What the exercise asks: In the records that follow, show each line where the word "page" is present.

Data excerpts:
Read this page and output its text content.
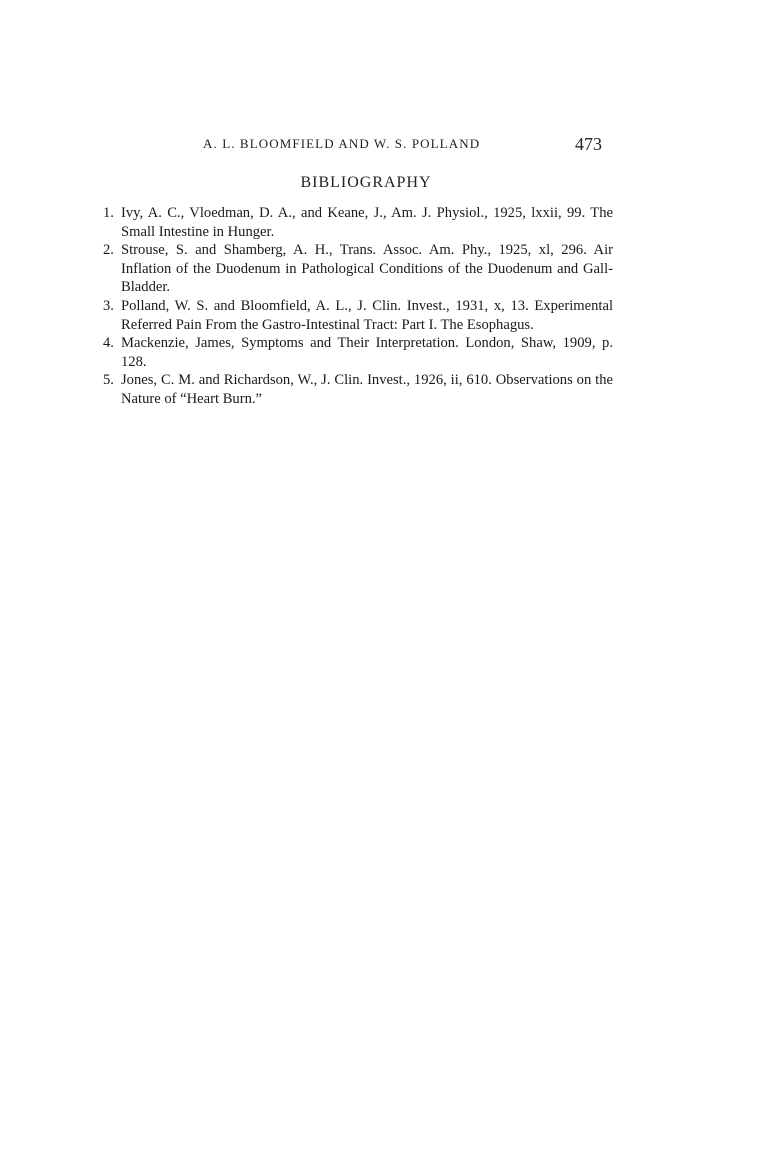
A. L. BLOOMFIELD AND W. S. POLLAND	473
BIBLIOGRAPHY
1. Ivy, A. C., Vloedman, D. A., and Keane, J., Am. J. Physiol., 1925, lxxii, 99. The Small Intestine in Hunger.
2. Strouse, S. and Shamberg, A. H., Trans. Assoc. Am. Phy., 1925, xl, 296. Air Inflation of the Duodenum in Pathological Conditions of the Duodenum and Gall-Bladder.
3. Polland, W. S. and Bloomfield, A. L., J. Clin. Invest., 1931, x, 13. Experimental Referred Pain From the Gastro-Intestinal Tract: Part I. The Esophagus.
4. Mackenzie, James, Symptoms and Their Interpretation. London, Shaw, 1909, p. 128.
5. Jones, C. M. and Richardson, W., J. Clin. Invest., 1926, ii, 610. Observations on the Nature of “Heart Burn.”
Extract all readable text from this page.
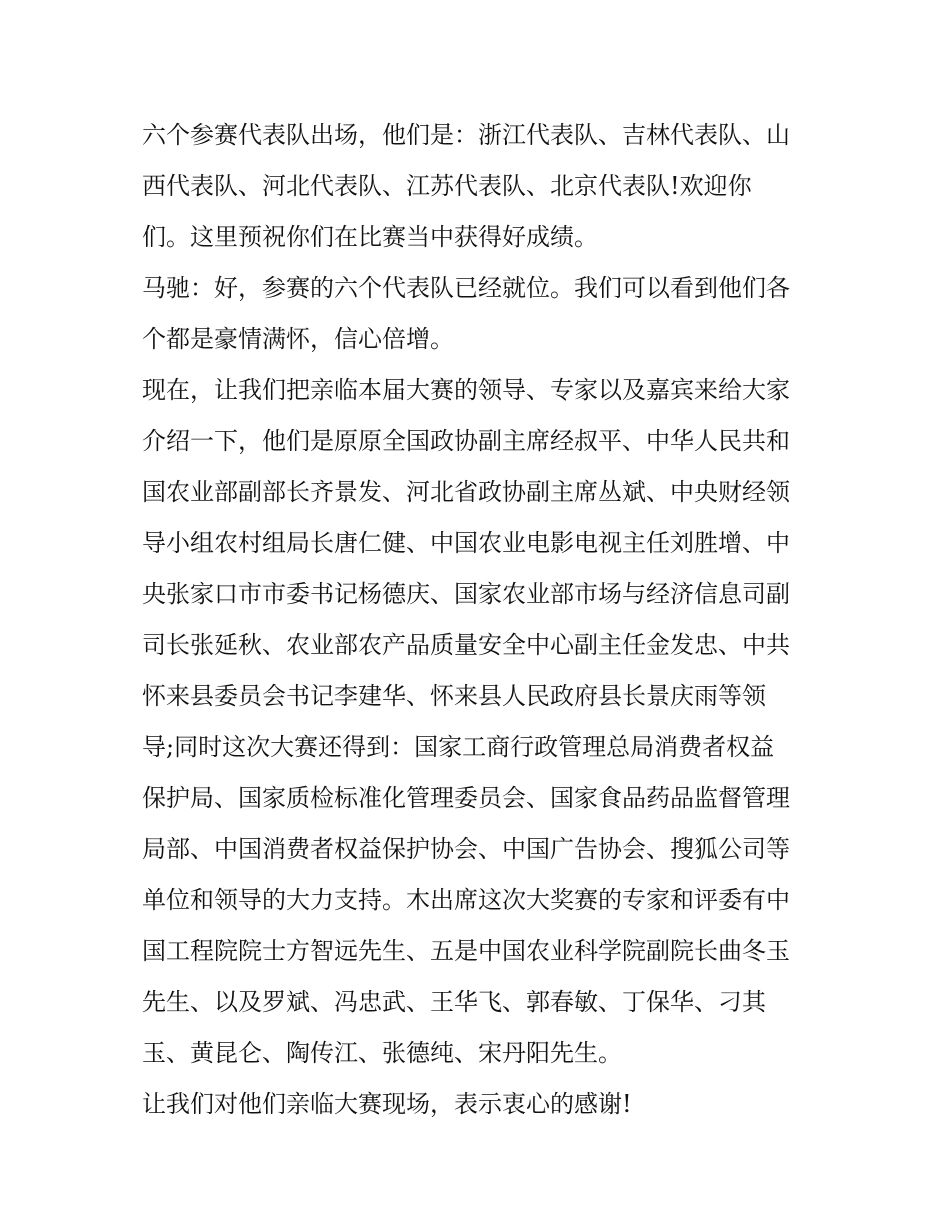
六个参赛代表队出场，他们是：浙江代表队、吉林代表队、山
西代表队、河北代表队、江苏代表队、北京代表队!欢迎你
们。这里预祝你们在比赛当中获得好成绩。
马驰：好，参赛的六个代表队已经就位。我们可以看到他们各
个都是豪情满怀，信心倍增。
现在，让我们把亲临本届大赛的领导、专家以及嘉宾来给大家
介绍一下，他们是原原全国政协副主席经叔平、中华人民共和
国农业部副部长齐景发、河北省政协副主席丛斌、中央财经领
导小组农村组局长唐仁健、中国农业电影电视主任刘胜增、中
央张家口市市委书记杨德庆、国家农业部市场与经济信息司副
司长张延秋、农业部农产品质量安全中心副主任金发忠、中共
怀来县委员会书记李建华、怀来县人民政府县长景庆雨等领
导;同时这次大赛还得到：国家工商行政管理总局消费者权益
保护局、国家质检标准化管理委员会、国家食品药品监督管理
局部、中国消费者权益保护协会、中国广告协会、搜狐公司等
单位和领导的大力支持。木出席这次大奖赛的专家和评委有中
国工程院院士方智远先生、五是中国农业科学院副院长曲冬玉
先生、以及罗斌、冯忠武、王华飞、郭春敏、丁保华、刁其
玉、黄昆仑、陶传江、张德纯、宋丹阳先生。
让我们对他们亲临大赛现场，表示衷心的感谢!
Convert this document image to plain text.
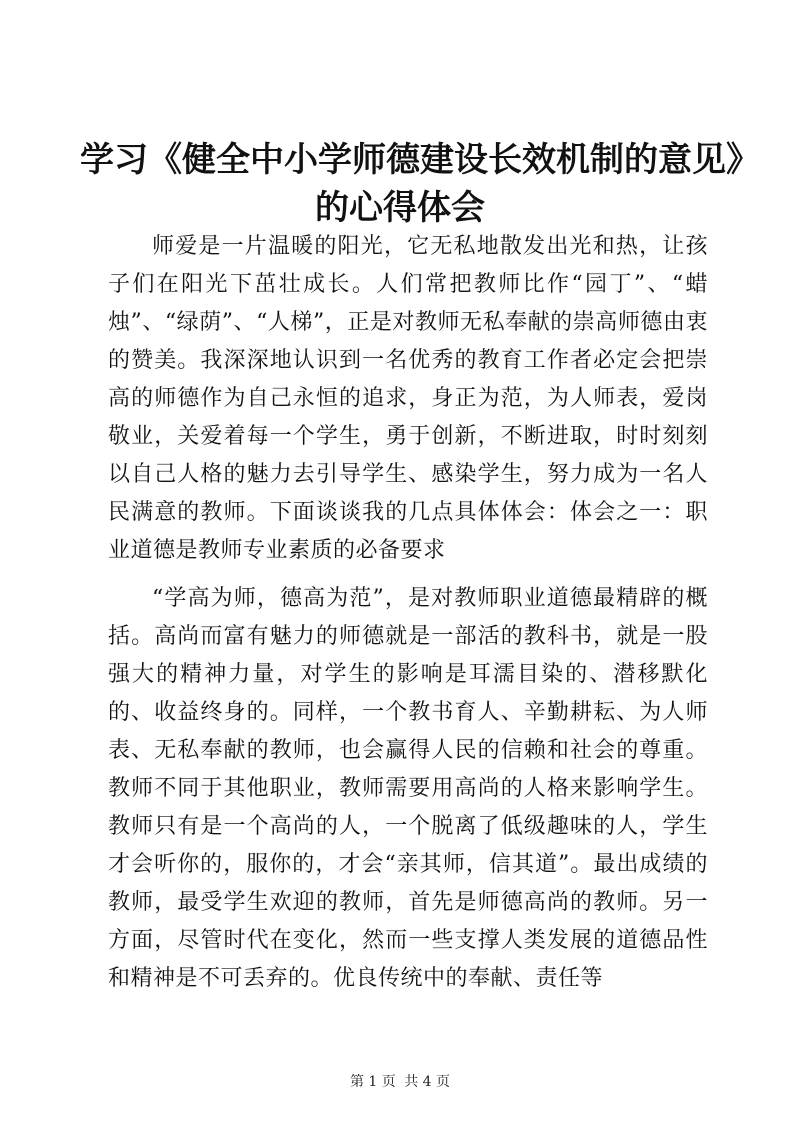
学习《健全中小学师德建设长效机制的意见》
的心得体会

师爱是一片温暖的阳光，它无私地散发出光和热，让孩子们在阳光下茁壮成长。人们常把教师比作“园丁”、“蜡烛”、“绿荫”、“人梯”，正是对教师无私奉献的崇高师德由衷的赞美。我深深地认识到一名优秀的教育工作者必定会把崇高的师德作为自己永恒的追求，身正为范，为人师表，爱岗敬业，关爱着每一个学生，勇于创新，不断进取，时时刻刻以自己人格的魅力去引导学生、感染学生，努力成为一名人民满意的教师。下面谈谈我的几点具体体会：体会之一：职业道德是教师专业素质的必备要求

“学高为师，德高为范”，是对教师职业道德最精辟的概括。高尚而富有魅力的师德就是一部活的教科书，就是一股强大的精神力量，对学生的影响是耳濡目染的、潜移默化的、收益终身的。同样，一个教书育人、辛勤耕耘、为人师表、无私奉献的教师，也会赢得人民的信赖和社会的尊重。教师不同于其他职业，教师需要用高尚的人格来影响学生。教师只有是一个高尚的人，一个脱离了低级趣味的人，学生才会听你的，服你的，才会“亲其师，信其道”。最出成绩的教师，最受学生欢迎的教师，首先是师德高尚的教师。另一方面，尽管时代在变化，然而一些支撑人类发展的道德品性和精神是不可丢弃的。优良传统中的奉献、责任等

第 1 页 共 4 页
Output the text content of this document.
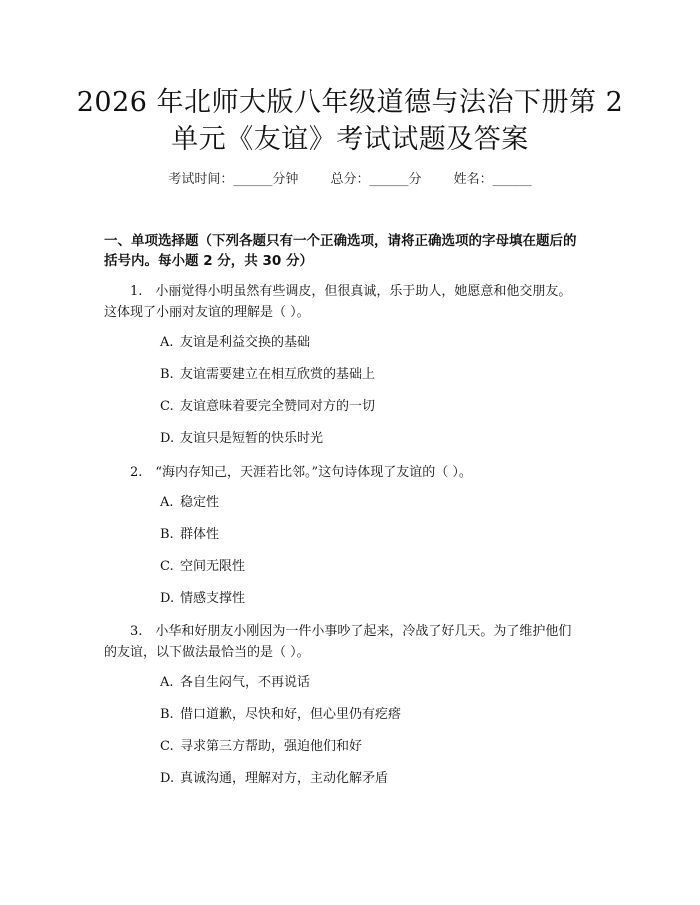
2026 年北师大版八年级道德与法治下册第 2
单元《友谊》考试试题及答案
考试时间：______分钟 总分：______分 姓名：______
一、单项选择题（下列各题只有一个正确选项，请将正确选项的字母填在题后的
括号内。每小题 2 分，共 30 分）
1.　小丽觉得小明虽然有些调皮，但很真诚，乐于助人，她愿意和他交朋友。
这体现了小丽对友谊的理解是（ ）。
A. 友谊是利益交换的基础
B. 友谊需要建立在相互欣赏的基础上
C. 友谊意味着要完全赞同对方的一切
D. 友谊只是短暂的快乐时光
2.　“海内存知己，天涯若比邻。”这句诗体现了友谊的（ ）。
A. 稳定性
B. 群体性
C. 空间无限性
D. 情感支撑性
3.　小华和好朋友小刚因为一件小事吵了起来，冷战了好几天。为了维护他们
的友谊，以下做法最恰当的是（ ）。
A. 各自生闷气，不再说话
B. 借口道歉，尽快和好，但心里仍有疙瘩
C. 寻求第三方帮助，强迫他们和好
D. 真诚沟通，理解对方，主动化解矛盾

Correct answer:
Read this page and output its text content.
Extract all readable text from this page.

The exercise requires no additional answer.